- Work instructions -
Go through the entries and transcribe each one exactly, dropping the pictures.

═══ Material for this task ═══

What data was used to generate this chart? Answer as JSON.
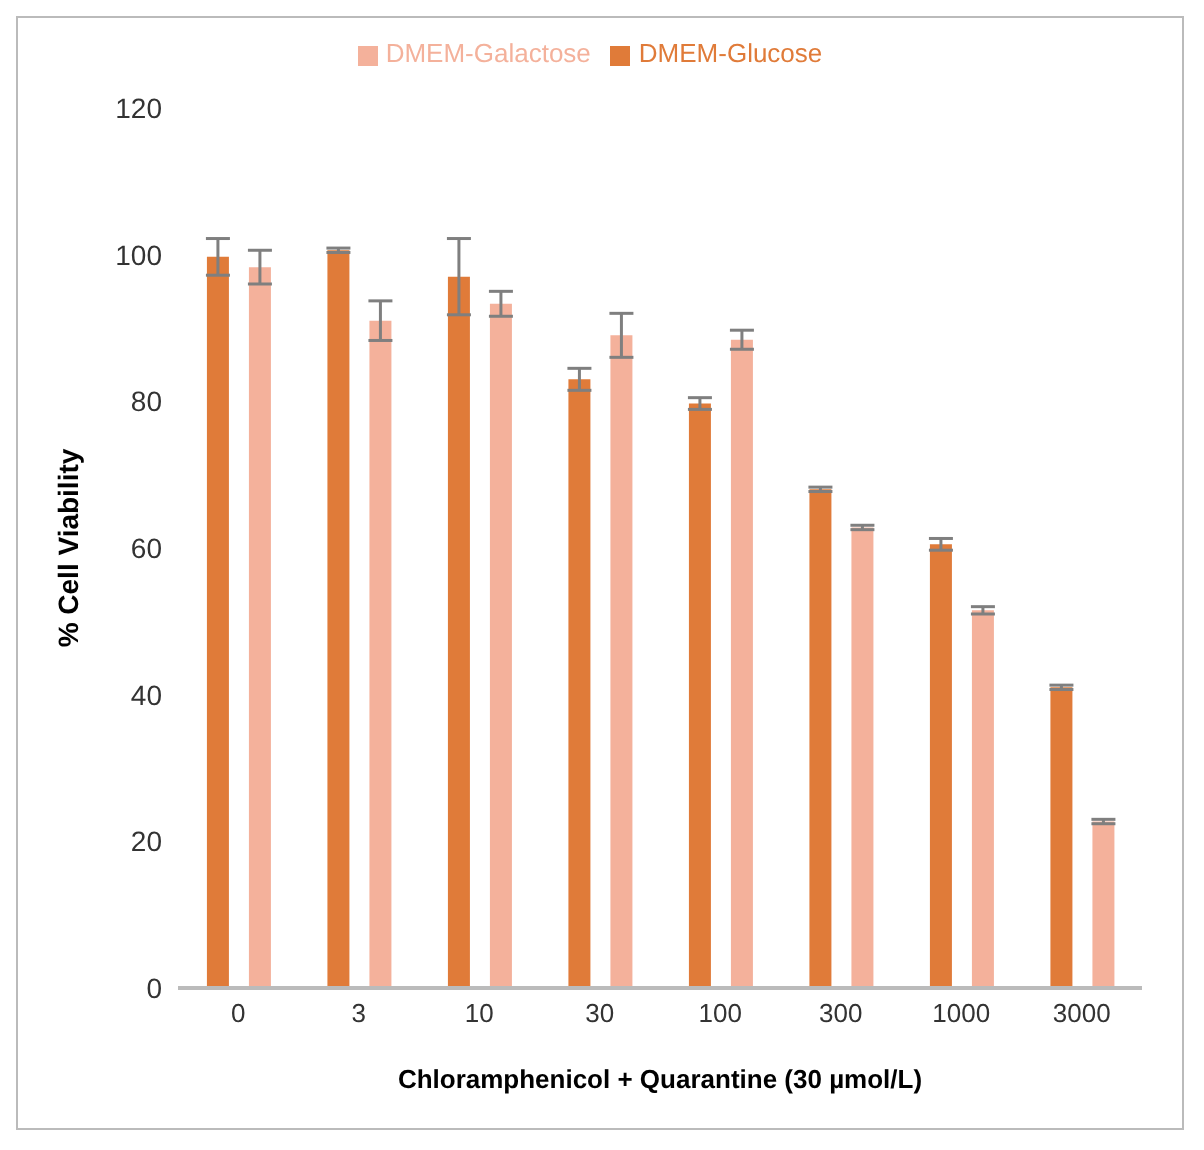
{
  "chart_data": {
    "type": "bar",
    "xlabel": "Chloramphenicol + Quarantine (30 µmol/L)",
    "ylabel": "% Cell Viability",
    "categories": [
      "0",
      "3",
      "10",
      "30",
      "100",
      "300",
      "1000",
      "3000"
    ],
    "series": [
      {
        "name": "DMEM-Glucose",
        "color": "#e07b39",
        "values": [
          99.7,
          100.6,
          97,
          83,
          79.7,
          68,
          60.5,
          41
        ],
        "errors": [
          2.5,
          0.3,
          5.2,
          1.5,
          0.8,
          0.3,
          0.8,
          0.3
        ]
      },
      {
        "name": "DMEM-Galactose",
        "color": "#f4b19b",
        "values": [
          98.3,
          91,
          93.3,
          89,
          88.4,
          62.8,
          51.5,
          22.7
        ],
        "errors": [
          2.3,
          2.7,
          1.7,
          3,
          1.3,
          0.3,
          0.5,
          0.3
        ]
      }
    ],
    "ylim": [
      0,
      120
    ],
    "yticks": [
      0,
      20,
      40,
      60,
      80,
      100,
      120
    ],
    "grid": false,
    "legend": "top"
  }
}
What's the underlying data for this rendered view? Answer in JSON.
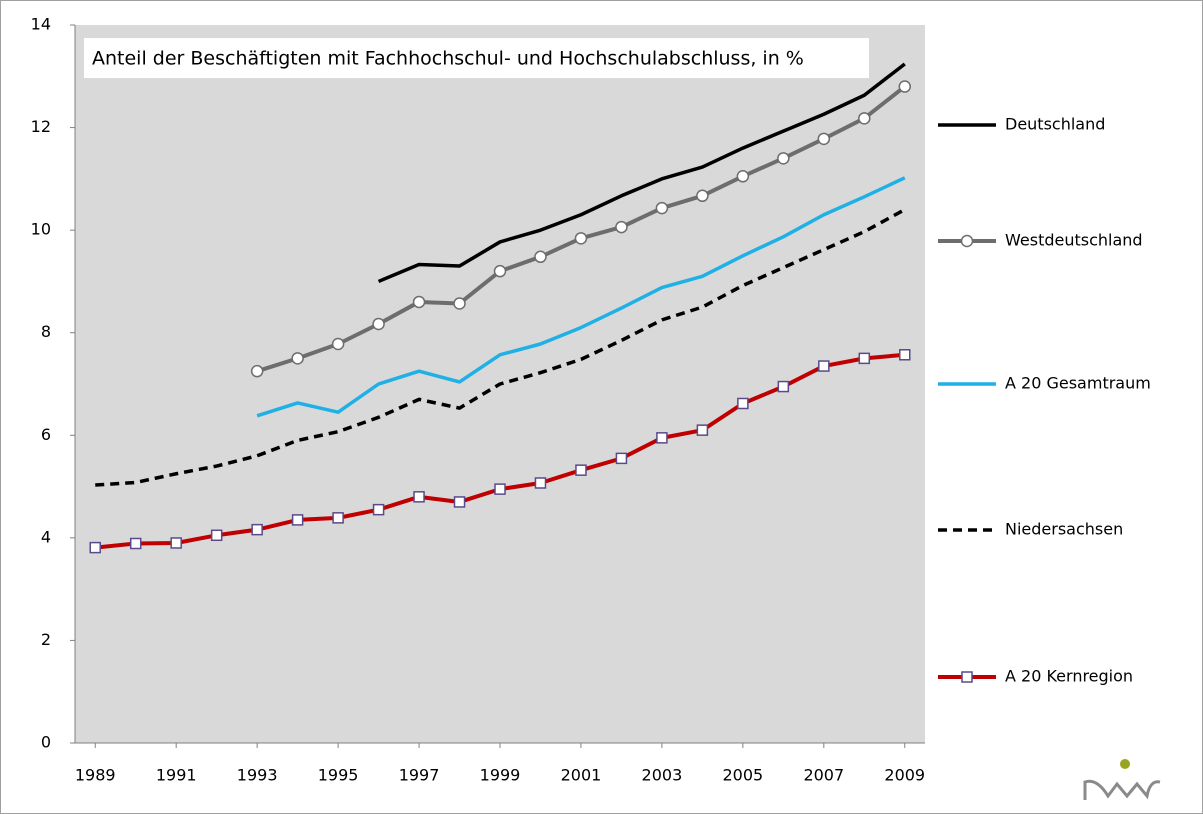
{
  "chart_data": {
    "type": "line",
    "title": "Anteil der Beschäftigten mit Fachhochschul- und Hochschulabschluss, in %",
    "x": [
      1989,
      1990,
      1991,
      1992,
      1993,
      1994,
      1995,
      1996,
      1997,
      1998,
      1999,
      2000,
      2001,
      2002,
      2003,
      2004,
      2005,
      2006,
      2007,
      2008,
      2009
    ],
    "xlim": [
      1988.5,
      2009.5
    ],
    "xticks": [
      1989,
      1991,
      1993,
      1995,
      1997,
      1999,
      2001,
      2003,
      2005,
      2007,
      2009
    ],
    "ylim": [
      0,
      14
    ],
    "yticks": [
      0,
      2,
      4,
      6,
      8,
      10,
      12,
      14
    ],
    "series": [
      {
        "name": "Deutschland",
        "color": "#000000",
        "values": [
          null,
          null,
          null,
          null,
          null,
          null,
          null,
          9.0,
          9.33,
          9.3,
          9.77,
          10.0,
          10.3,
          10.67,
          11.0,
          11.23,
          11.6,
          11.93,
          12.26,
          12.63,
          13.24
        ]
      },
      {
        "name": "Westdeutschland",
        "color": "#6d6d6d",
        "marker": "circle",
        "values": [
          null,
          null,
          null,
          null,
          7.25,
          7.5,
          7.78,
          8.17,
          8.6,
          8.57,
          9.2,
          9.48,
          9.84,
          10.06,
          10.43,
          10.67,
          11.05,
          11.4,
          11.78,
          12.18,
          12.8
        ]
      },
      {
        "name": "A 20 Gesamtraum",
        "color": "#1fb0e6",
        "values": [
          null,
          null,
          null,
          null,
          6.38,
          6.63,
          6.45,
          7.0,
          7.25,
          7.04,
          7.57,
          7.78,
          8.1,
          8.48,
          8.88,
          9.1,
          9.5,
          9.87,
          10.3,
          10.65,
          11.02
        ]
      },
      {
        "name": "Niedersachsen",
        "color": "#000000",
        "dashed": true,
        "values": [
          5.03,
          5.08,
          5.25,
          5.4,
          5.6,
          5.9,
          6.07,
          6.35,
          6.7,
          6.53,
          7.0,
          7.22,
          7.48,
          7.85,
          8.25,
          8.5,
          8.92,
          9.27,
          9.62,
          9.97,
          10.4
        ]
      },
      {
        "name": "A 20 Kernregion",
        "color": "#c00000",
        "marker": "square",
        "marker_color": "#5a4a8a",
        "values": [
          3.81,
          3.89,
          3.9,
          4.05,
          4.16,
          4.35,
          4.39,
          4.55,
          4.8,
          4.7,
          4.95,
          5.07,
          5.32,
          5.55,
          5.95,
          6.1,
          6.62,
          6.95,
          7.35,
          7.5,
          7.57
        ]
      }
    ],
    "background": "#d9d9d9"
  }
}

═══

- Expected answer -
What data was used to generate this chart? Answer as JSON.
{
  "chart_data": {
    "type": "bar",
    "xlabel": "Chloramphenicol + Quarantine (30 µmol/L)",
    "ylabel": "% Cell Viability",
    "categories": [
      "0",
      "3",
      "10",
      "30",
      "100",
      "300",
      "1000",
      "3000"
    ],
    "series": [
      {
        "name": "DMEM-Glucose",
        "color": "#e07b39",
        "values": [
          99.7,
          100.6,
          97,
          83,
          79.7,
          68,
          60.5,
          41
        ],
        "errors": [
          2.5,
          0.3,
          5.2,
          1.5,
          0.8,
          0.3,
          0.8,
          0.3
        ]
      },
      {
        "name": "DMEM-Galactose",
        "color": "#f4b19b",
        "values": [
          98.3,
          91,
          93.3,
          89,
          88.4,
          62.8,
          51.5,
          22.7
        ],
        "errors": [
          2.3,
          2.7,
          1.7,
          3,
          1.3,
          0.3,
          0.5,
          0.3
        ]
      }
    ],
    "ylim": [
      0,
      120
    ],
    "yticks": [
      0,
      20,
      40,
      60,
      80,
      100,
      120
    ],
    "grid": false,
    "legend": "top"
  }
}
What's the underlying data for this rendered view? Answer in JSON.
{
  "chart_data": {
    "type": "line",
    "title": "Anteil der Beschäftigten mit Fachhochschul- und Hochschulabschluss, in %",
    "x": [
      1989,
      1990,
      1991,
      1992,
      1993,
      1994,
      1995,
      1996,
      1997,
      1998,
      1999,
      2000,
      2001,
      2002,
      2003,
      2004,
      2005,
      2006,
      2007,
      2008,
      2009
    ],
    "xlim": [
      1988.5,
      2009.5
    ],
    "xticks": [
      1989,
      1991,
      1993,
      1995,
      1997,
      1999,
      2001,
      2003,
      2005,
      2007,
      2009
    ],
    "ylim": [
      0,
      14
    ],
    "yticks": [
      0,
      2,
      4,
      6,
      8,
      10,
      12,
      14
    ],
    "series": [
      {
        "name": "Deutschland",
        "color": "#000000",
        "values": [
          null,
          null,
          null,
          null,
          null,
          null,
          null,
          9.0,
          9.33,
          9.3,
          9.77,
          10.0,
          10.3,
          10.67,
          11.0,
          11.23,
          11.6,
          11.93,
          12.26,
          12.63,
          13.24
        ]
      },
      {
        "name": "Westdeutschland",
        "color": "#6d6d6d",
        "marker": "circle",
        "values": [
          null,
          null,
          null,
          null,
          7.25,
          7.5,
          7.78,
          8.17,
          8.6,
          8.57,
          9.2,
          9.48,
          9.84,
          10.06,
          10.43,
          10.67,
          11.05,
          11.4,
          11.78,
          12.18,
          12.8
        ]
      },
      {
        "name": "A 20 Gesamtraum",
        "color": "#1fb0e6",
        "values": [
          null,
          null,
          null,
          null,
          6.38,
          6.63,
          6.45,
          7.0,
          7.25,
          7.04,
          7.57,
          7.78,
          8.1,
          8.48,
          8.88,
          9.1,
          9.5,
          9.87,
          10.3,
          10.65,
          11.02
        ]
      },
      {
        "name": "Niedersachsen",
        "color": "#000000",
        "dashed": true,
        "values": [
          5.03,
          5.08,
          5.25,
          5.4,
          5.6,
          5.9,
          6.07,
          6.35,
          6.7,
          6.53,
          7.0,
          7.22,
          7.48,
          7.85,
          8.25,
          8.5,
          8.92,
          9.27,
          9.62,
          9.97,
          10.4
        ]
      },
      {
        "name": "A 20 Kernregion",
        "color": "#c00000",
        "marker": "square",
        "marker_color": "#5a4a8a",
        "values": [
          3.81,
          3.89,
          3.9,
          4.05,
          4.16,
          4.35,
          4.39,
          4.55,
          4.8,
          4.7,
          4.95,
          5.07,
          5.32,
          5.55,
          5.95,
          6.1,
          6.62,
          6.95,
          7.35,
          7.5,
          7.57
        ]
      }
    ],
    "background": "#d9d9d9"
  }
}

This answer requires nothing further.